Copy out the line containing "Read this page and output its text content." and each line after it, through the last one in the material, exactly as written.

§ Recorded information

- - -

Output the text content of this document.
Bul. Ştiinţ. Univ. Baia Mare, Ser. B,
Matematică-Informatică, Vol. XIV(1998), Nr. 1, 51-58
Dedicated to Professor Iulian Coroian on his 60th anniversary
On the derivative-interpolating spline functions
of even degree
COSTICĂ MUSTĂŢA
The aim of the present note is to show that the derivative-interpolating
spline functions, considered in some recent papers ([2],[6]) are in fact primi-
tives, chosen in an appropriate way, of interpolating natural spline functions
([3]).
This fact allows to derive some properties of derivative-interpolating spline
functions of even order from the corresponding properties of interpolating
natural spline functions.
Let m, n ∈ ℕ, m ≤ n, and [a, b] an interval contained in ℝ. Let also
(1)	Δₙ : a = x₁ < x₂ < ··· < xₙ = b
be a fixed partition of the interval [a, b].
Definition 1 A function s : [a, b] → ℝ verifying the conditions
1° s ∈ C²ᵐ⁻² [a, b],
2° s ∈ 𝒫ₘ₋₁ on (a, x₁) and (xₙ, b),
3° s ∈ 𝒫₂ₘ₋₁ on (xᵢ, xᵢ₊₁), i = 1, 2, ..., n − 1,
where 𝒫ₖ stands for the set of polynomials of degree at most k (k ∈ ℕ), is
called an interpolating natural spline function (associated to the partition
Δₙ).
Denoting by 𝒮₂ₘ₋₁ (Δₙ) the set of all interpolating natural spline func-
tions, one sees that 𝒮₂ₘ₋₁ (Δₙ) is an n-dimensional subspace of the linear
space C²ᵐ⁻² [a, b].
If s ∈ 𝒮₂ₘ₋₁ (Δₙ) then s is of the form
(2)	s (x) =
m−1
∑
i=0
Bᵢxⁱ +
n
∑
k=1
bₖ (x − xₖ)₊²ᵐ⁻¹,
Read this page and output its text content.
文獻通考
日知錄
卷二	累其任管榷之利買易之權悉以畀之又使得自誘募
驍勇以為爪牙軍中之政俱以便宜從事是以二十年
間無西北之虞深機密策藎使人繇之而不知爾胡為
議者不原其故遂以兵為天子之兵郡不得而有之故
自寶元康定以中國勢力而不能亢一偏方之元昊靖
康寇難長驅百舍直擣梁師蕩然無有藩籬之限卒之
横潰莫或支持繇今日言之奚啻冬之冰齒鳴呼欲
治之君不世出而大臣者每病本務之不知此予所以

- - -

§ The solution
Read this page and output its text content.
文獻通考
日知錄
卷二	累其任管榷之利買易之權悉以畀之又使得自誘募
驍勇以為爪牙軍中之政俱以便宜從事是以二十年
間無西北之虞深機密策藎使人繇之而不知爾胡為
議者不原其故遂以兵為天子之兵郡不得而有之故
自寶元康定以中國勢力而不能亢一偏方之元昊靖
康寇難長驅百舍直擣梁師蕩然無有藩籬之限卒之
横潰莫或支持繇今日言之奚啻冬之冰齒鳴呼欲
治之君不世出而大臣者每病本務之不知此予所以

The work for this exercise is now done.